## begin Given entries

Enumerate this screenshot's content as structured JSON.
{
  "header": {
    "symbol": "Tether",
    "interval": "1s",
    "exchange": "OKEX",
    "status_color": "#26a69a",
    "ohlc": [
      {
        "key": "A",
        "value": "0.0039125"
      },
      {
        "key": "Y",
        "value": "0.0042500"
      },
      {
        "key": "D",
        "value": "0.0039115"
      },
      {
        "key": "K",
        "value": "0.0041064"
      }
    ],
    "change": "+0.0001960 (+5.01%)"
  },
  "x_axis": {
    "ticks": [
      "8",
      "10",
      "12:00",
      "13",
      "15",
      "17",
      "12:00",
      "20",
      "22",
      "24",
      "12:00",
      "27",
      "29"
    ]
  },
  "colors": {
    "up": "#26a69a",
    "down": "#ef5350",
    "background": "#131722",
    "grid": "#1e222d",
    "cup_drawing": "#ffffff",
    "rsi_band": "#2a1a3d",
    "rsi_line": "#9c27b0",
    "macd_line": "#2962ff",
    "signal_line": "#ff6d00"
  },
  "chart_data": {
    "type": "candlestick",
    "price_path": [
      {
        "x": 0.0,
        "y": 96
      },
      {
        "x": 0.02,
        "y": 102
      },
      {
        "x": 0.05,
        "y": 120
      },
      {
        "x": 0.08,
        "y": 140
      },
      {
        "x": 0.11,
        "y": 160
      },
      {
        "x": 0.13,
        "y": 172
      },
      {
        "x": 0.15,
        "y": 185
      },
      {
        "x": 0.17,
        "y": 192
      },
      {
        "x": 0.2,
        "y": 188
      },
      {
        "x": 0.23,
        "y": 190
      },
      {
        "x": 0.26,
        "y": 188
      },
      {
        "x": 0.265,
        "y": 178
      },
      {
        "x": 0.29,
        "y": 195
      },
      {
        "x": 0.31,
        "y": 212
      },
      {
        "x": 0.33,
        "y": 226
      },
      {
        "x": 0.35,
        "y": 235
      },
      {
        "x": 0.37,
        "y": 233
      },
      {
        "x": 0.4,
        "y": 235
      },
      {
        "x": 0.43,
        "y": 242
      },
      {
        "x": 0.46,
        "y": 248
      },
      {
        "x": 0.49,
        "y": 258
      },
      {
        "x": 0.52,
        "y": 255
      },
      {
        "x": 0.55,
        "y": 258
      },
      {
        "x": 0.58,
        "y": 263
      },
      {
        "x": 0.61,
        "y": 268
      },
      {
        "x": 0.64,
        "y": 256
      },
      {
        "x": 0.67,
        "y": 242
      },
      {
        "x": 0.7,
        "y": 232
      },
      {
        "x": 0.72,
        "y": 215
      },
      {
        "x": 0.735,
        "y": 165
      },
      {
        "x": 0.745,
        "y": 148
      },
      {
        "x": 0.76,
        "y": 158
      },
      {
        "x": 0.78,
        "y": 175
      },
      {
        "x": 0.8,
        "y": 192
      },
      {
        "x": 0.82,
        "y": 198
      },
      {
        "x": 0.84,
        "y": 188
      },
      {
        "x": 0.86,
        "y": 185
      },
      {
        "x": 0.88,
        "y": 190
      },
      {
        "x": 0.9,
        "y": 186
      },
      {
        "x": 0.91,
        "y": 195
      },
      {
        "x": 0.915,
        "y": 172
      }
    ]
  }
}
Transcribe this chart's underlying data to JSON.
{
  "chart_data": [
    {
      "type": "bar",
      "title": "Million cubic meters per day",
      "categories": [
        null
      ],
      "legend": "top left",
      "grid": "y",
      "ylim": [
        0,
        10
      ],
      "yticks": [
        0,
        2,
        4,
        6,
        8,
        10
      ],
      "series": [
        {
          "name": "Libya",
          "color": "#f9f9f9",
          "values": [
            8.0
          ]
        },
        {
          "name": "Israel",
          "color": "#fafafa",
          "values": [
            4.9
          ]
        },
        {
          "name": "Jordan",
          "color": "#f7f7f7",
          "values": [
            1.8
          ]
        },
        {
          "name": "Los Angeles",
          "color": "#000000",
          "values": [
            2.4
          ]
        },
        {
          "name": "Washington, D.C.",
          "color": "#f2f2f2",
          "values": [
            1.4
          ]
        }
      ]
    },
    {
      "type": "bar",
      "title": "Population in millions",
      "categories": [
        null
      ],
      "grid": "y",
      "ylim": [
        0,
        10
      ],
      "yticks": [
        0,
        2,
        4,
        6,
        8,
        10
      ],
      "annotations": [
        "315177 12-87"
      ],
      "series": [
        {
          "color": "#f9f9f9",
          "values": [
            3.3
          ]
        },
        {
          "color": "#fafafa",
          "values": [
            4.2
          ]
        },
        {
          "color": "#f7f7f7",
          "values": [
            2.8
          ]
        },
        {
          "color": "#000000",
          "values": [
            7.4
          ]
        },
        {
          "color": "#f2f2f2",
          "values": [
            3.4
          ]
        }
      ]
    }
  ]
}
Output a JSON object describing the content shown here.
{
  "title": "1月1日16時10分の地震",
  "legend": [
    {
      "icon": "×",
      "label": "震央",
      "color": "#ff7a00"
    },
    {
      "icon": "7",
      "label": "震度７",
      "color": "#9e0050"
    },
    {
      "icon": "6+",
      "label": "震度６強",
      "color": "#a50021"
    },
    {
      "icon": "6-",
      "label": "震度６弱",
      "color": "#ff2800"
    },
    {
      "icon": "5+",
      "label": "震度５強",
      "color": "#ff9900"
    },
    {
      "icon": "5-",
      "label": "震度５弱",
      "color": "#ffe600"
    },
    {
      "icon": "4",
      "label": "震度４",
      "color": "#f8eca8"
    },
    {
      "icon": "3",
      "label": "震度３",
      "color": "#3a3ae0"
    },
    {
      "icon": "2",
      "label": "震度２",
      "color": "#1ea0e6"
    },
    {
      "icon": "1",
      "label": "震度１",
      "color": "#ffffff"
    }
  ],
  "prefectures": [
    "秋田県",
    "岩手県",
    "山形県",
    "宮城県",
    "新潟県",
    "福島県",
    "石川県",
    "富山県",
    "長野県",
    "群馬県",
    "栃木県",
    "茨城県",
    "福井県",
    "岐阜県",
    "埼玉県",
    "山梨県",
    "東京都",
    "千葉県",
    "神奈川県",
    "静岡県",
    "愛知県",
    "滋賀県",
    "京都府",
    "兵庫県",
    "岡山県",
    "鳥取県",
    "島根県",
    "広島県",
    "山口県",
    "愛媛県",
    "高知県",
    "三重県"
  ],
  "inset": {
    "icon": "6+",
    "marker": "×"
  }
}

## end Given entries

Given request: Please quote every record above exactly as it appears.

Solution for this problem:
Enumerate this screenshot's content as structured JSON.
{
  "header": {
    "symbol": "Tether",
    "interval": "1s",
    "exchange": "OKEX",
    "status_color": "#26a69a",
    "ohlc": [
      {
        "key": "A",
        "value": "0.0039125"
      },
      {
        "key": "Y",
        "value": "0.0042500"
      },
      {
        "key": "D",
        "value": "0.0039115"
      },
      {
        "key": "K",
        "value": "0.0041064"
      }
    ],
    "change": "+0.0001960 (+5.01%)"
  },
  "x_axis": {
    "ticks": [
      "8",
      "10",
      "12:00",
      "13",
      "15",
      "17",
      "12:00",
      "20",
      "22",
      "24",
      "12:00",
      "27",
      "29"
    ]
  },
  "colors": {
    "up": "#26a69a",
    "down": "#ef5350",
    "background": "#131722",
    "grid": "#1e222d",
    "cup_drawing": "#ffffff",
    "rsi_band": "#2a1a3d",
    "rsi_line": "#9c27b0",
    "macd_line": "#2962ff",
    "signal_line": "#ff6d00"
  },
  "chart_data": {
    "type": "candlestick",
    "price_path": [
      {
        "x": 0.0,
        "y": 96
      },
      {
        "x": 0.02,
        "y": 102
      },
      {
        "x": 0.05,
        "y": 120
      },
      {
        "x": 0.08,
        "y": 140
      },
      {
        "x": 0.11,
        "y": 160
      },
      {
        "x": 0.13,
        "y": 172
      },
      {
        "x": 0.15,
        "y": 185
      },
      {
        "x": 0.17,
        "y": 192
      },
      {
        "x": 0.2,
        "y": 188
      },
      {
        "x": 0.23,
        "y": 190
      },
      {
        "x": 0.26,
        "y": 188
      },
      {
        "x": 0.265,
        "y": 178
      },
      {
        "x": 0.29,
        "y": 195
      },
      {
        "x": 0.31,
        "y": 212
      },
      {
        "x": 0.33,
        "y": 226
      },
      {
        "x": 0.35,
        "y": 235
      },
      {
        "x": 0.37,
        "y": 233
      },
      {
        "x": 0.4,
        "y": 235
      },
      {
        "x": 0.43,
        "y": 242
      },
      {
        "x": 0.46,
        "y": 248
      },
      {
        "x": 0.49,
        "y": 258
      },
      {
        "x": 0.52,
        "y": 255
      },
      {
        "x": 0.55,
        "y": 258
      },
      {
        "x": 0.58,
        "y": 263
      },
      {
        "x": 0.61,
        "y": 268
      },
      {
        "x": 0.64,
        "y": 256
      },
      {
        "x": 0.67,
        "y": 242
      },
      {
        "x": 0.7,
        "y": 232
      },
      {
        "x": 0.72,
        "y": 215
      },
      {
        "x": 0.735,
        "y": 165
      },
      {
        "x": 0.745,
        "y": 148
      },
      {
        "x": 0.76,
        "y": 158
      },
      {
        "x": 0.78,
        "y": 175
      },
      {
        "x": 0.8,
        "y": 192
      },
      {
        "x": 0.82,
        "y": 198
      },
      {
        "x": 0.84,
        "y": 188
      },
      {
        "x": 0.86,
        "y": 185
      },
      {
        "x": 0.88,
        "y": 190
      },
      {
        "x": 0.9,
        "y": 186
      },
      {
        "x": 0.91,
        "y": 195
      },
      {
        "x": 0.915,
        "y": 172
      }
    ]
  }
}
Transcribe this chart's underlying data to JSON.
{
  "chart_data": [
    {
      "type": "bar",
      "title": "Million cubic meters per day",
      "categories": [
        null
      ],
      "legend": "top left",
      "grid": "y",
      "ylim": [
        0,
        10
      ],
      "yticks": [
        0,
        2,
        4,
        6,
        8,
        10
      ],
      "series": [
        {
          "name": "Libya",
          "color": "#f9f9f9",
          "values": [
            8.0
          ]
        },
        {
          "name": "Israel",
          "color": "#fafafa",
          "values": [
            4.9
          ]
        },
        {
          "name": "Jordan",
          "color": "#f7f7f7",
          "values": [
            1.8
          ]
        },
        {
          "name": "Los Angeles",
          "color": "#000000",
          "values": [
            2.4
          ]
        },
        {
          "name": "Washington, D.C.",
          "color": "#f2f2f2",
          "values": [
            1.4
          ]
        }
      ]
    },
    {
      "type": "bar",
      "title": "Population in millions",
      "categories": [
        null
      ],
      "grid": "y",
      "ylim": [
        0,
        10
      ],
      "yticks": [
        0,
        2,
        4,
        6,
        8,
        10
      ],
      "annotations": [
        "315177 12-87"
      ],
      "series": [
        {
          "color": "#f9f9f9",
          "values": [
            3.3
          ]
        },
        {
          "color": "#fafafa",
          "values": [
            4.2
          ]
        },
        {
          "color": "#f7f7f7",
          "values": [
            2.8
          ]
        },
        {
          "color": "#000000",
          "values": [
            7.4
          ]
        },
        {
          "color": "#f2f2f2",
          "values": [
            3.4
          ]
        }
      ]
    }
  ]
}
Output a JSON object describing the content shown here.
{
  "title": "1月1日16時10分の地震",
  "legend": [
    {
      "icon": "×",
      "label": "震央",
      "color": "#ff7a00"
    },
    {
      "icon": "7",
      "label": "震度７",
      "color": "#9e0050"
    },
    {
      "icon": "6+",
      "label": "震度６強",
      "color": "#a50021"
    },
    {
      "icon": "6-",
      "label": "震度６弱",
      "color": "#ff2800"
    },
    {
      "icon": "5+",
      "label": "震度５強",
      "color": "#ff9900"
    },
    {
      "icon": "5-",
      "label": "震度５弱",
      "color": "#ffe600"
    },
    {
      "icon": "4",
      "label": "震度４",
      "color": "#f8eca8"
    },
    {
      "icon": "3",
      "label": "震度３",
      "color": "#3a3ae0"
    },
    {
      "icon": "2",
      "label": "震度２",
      "color": "#1ea0e6"
    },
    {
      "icon": "1",
      "label": "震度１",
      "color": "#ffffff"
    }
  ],
  "prefectures": [
    "秋田県",
    "岩手県",
    "山形県",
    "宮城県",
    "新潟県",
    "福島県",
    "石川県",
    "富山県",
    "長野県",
    "群馬県",
    "栃木県",
    "茨城県",
    "福井県",
    "岐阜県",
    "埼玉県",
    "山梨県",
    "東京都",
    "千葉県",
    "神奈川県",
    "静岡県",
    "愛知県",
    "滋賀県",
    "京都府",
    "兵庫県",
    "岡山県",
    "鳥取県",
    "島根県",
    "広島県",
    "山口県",
    "愛媛県",
    "高知県",
    "三重県"
  ],
  "inset": {
    "icon": "6+",
    "marker": "×"
  }
}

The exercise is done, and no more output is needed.